***** Listed entries *****

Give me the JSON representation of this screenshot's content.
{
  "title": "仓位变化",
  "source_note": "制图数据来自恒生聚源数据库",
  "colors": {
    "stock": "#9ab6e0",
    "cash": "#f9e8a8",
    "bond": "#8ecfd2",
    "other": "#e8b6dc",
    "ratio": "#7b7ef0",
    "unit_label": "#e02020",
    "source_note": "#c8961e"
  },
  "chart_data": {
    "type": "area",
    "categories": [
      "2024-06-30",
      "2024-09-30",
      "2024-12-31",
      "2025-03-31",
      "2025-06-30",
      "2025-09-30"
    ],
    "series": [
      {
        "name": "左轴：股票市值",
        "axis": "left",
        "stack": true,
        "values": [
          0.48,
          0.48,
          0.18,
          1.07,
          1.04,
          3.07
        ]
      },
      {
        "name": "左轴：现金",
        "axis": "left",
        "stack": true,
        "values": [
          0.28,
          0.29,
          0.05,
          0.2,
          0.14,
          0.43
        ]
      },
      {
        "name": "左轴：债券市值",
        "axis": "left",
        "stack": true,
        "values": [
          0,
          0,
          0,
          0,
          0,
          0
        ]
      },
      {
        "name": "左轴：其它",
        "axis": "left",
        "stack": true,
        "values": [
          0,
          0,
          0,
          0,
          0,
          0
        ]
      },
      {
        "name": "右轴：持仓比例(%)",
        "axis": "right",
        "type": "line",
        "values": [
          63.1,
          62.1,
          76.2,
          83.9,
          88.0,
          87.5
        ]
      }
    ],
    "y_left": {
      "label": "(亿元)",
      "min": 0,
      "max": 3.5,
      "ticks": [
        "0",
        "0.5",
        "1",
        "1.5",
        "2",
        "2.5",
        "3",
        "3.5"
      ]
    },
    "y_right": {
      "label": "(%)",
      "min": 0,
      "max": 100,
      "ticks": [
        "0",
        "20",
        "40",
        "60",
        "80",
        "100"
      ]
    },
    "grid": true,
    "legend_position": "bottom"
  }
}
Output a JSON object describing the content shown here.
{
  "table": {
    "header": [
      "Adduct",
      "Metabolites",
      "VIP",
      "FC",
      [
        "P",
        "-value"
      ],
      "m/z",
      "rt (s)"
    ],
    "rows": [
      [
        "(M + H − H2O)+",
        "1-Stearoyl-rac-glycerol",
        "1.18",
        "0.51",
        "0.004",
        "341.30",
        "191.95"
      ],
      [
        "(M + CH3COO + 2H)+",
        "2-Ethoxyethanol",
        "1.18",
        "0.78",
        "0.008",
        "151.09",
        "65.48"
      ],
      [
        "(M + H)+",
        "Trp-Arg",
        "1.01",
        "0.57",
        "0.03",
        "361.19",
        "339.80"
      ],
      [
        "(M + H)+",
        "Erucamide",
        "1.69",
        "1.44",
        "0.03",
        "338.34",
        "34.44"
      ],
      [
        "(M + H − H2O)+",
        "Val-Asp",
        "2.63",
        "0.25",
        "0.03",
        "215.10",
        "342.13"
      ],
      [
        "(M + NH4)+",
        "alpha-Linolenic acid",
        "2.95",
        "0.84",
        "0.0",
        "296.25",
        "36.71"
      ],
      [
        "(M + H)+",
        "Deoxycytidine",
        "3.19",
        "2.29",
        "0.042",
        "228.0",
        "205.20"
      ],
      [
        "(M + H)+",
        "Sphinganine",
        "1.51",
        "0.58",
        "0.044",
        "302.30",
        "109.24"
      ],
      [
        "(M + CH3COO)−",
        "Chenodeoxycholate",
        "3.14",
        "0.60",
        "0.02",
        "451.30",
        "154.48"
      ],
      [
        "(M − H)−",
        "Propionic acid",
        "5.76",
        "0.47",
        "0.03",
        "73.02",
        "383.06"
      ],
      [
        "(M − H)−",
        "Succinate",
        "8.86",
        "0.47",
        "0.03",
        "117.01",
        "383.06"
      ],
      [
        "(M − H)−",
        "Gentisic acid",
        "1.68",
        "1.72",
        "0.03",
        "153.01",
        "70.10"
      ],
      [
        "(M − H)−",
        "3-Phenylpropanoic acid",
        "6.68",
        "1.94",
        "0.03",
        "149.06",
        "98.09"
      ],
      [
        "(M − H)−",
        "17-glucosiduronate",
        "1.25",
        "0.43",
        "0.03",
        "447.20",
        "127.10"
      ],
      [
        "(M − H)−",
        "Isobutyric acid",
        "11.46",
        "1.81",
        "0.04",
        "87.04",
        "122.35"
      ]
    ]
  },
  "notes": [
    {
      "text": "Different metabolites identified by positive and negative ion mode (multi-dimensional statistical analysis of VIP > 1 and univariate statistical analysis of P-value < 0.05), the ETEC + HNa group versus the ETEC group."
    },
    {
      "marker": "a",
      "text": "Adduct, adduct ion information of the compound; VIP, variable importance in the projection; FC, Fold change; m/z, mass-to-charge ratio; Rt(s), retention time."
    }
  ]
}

*****

▶ **Task details**
Transcribe all the entries, keeping each one exactly as it is.

▶ **Output of the exercise**
Give me the JSON representation of this screenshot's content.
{
  "title": "仓位变化",
  "source_note": "制图数据来自恒生聚源数据库",
  "colors": {
    "stock": "#9ab6e0",
    "cash": "#f9e8a8",
    "bond": "#8ecfd2",
    "other": "#e8b6dc",
    "ratio": "#7b7ef0",
    "unit_label": "#e02020",
    "source_note": "#c8961e"
  },
  "chart_data": {
    "type": "area",
    "categories": [
      "2024-06-30",
      "2024-09-30",
      "2024-12-31",
      "2025-03-31",
      "2025-06-30",
      "2025-09-30"
    ],
    "series": [
      {
        "name": "左轴：股票市值",
        "axis": "left",
        "stack": true,
        "values": [
          0.48,
          0.48,
          0.18,
          1.07,
          1.04,
          3.07
        ]
      },
      {
        "name": "左轴：现金",
        "axis": "left",
        "stack": true,
        "values": [
          0.28,
          0.29,
          0.05,
          0.2,
          0.14,
          0.43
        ]
      },
      {
        "name": "左轴：债券市值",
        "axis": "left",
        "stack": true,
        "values": [
          0,
          0,
          0,
          0,
          0,
          0
        ]
      },
      {
        "name": "左轴：其它",
        "axis": "left",
        "stack": true,
        "values": [
          0,
          0,
          0,
          0,
          0,
          0
        ]
      },
      {
        "name": "右轴：持仓比例(%)",
        "axis": "right",
        "type": "line",
        "values": [
          63.1,
          62.1,
          76.2,
          83.9,
          88.0,
          87.5
        ]
      }
    ],
    "y_left": {
      "label": "(亿元)",
      "min": 0,
      "max": 3.5,
      "ticks": [
        "0",
        "0.5",
        "1",
        "1.5",
        "2",
        "2.5",
        "3",
        "3.5"
      ]
    },
    "y_right": {
      "label": "(%)",
      "min": 0,
      "max": 100,
      "ticks": [
        "0",
        "20",
        "40",
        "60",
        "80",
        "100"
      ]
    },
    "grid": true,
    "legend_position": "bottom"
  }
}
Output a JSON object describing the content shown here.
{
  "table": {
    "header": [
      "Adduct",
      "Metabolites",
      "VIP",
      "FC",
      [
        "P",
        "-value"
      ],
      "m/z",
      "rt (s)"
    ],
    "rows": [
      [
        "(M + H − H2O)+",
        "1-Stearoyl-rac-glycerol",
        "1.18",
        "0.51",
        "0.004",
        "341.30",
        "191.95"
      ],
      [
        "(M + CH3COO + 2H)+",
        "2-Ethoxyethanol",
        "1.18",
        "0.78",
        "0.008",
        "151.09",
        "65.48"
      ],
      [
        "(M + H)+",
        "Trp-Arg",
        "1.01",
        "0.57",
        "0.03",
        "361.19",
        "339.80"
      ],
      [
        "(M + H)+",
        "Erucamide",
        "1.69",
        "1.44",
        "0.03",
        "338.34",
        "34.44"
      ],
      [
        "(M + H − H2O)+",
        "Val-Asp",
        "2.63",
        "0.25",
        "0.03",
        "215.10",
        "342.13"
      ],
      [
        "(M + NH4)+",
        "alpha-Linolenic acid",
        "2.95",
        "0.84",
        "0.0",
        "296.25",
        "36.71"
      ],
      [
        "(M + H)+",
        "Deoxycytidine",
        "3.19",
        "2.29",
        "0.042",
        "228.0",
        "205.20"
      ],
      [
        "(M + H)+",
        "Sphinganine",
        "1.51",
        "0.58",
        "0.044",
        "302.30",
        "109.24"
      ],
      [
        "(M + CH3COO)−",
        "Chenodeoxycholate",
        "3.14",
        "0.60",
        "0.02",
        "451.30",
        "154.48"
      ],
      [
        "(M − H)−",
        "Propionic acid",
        "5.76",
        "0.47",
        "0.03",
        "73.02",
        "383.06"
      ],
      [
        "(M − H)−",
        "Succinate",
        "8.86",
        "0.47",
        "0.03",
        "117.01",
        "383.06"
      ],
      [
        "(M − H)−",
        "Gentisic acid",
        "1.68",
        "1.72",
        "0.03",
        "153.01",
        "70.10"
      ],
      [
        "(M − H)−",
        "3-Phenylpropanoic acid",
        "6.68",
        "1.94",
        "0.03",
        "149.06",
        "98.09"
      ],
      [
        "(M − H)−",
        "17-glucosiduronate",
        "1.25",
        "0.43",
        "0.03",
        "447.20",
        "127.10"
      ],
      [
        "(M − H)−",
        "Isobutyric acid",
        "11.46",
        "1.81",
        "0.04",
        "87.04",
        "122.35"
      ]
    ]
  },
  "notes": [
    {
      "text": "Different metabolites identified by positive and negative ion mode (multi-dimensional statistical analysis of VIP > 1 and univariate statistical analysis of P-value < 0.05), the ETEC + HNa group versus the ETEC group."
    },
    {
      "marker": "a",
      "text": "Adduct, adduct ion information of the compound; VIP, variable importance in the projection; FC, Fold change; m/z, mass-to-charge ratio; Rt(s), retention time."
    }
  ]
}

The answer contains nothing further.